EXCERPTED RECORDS
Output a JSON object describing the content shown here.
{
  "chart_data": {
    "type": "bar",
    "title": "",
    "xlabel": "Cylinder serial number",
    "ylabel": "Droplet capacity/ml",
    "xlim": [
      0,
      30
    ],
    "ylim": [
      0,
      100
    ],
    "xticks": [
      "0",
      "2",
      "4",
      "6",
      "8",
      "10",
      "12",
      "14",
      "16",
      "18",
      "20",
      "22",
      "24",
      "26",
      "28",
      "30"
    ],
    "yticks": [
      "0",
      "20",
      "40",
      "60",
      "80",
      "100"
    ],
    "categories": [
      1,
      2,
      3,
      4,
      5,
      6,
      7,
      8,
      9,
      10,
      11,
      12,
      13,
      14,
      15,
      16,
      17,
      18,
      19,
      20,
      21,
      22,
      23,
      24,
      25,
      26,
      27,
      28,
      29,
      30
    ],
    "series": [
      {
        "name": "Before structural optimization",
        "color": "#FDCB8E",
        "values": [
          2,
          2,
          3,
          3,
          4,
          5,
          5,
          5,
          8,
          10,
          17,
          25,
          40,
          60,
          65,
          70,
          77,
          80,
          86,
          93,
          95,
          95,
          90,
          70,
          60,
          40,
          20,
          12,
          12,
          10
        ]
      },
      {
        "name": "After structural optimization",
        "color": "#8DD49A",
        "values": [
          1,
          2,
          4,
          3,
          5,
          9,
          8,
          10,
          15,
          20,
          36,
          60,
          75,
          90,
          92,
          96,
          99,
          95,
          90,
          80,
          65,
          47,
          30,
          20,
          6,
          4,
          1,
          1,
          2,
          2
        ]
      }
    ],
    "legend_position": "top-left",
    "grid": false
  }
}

YOUR GOAL
Lines containing the word "name" are to be tallied; report only the total.

OUTPUT BELOW
2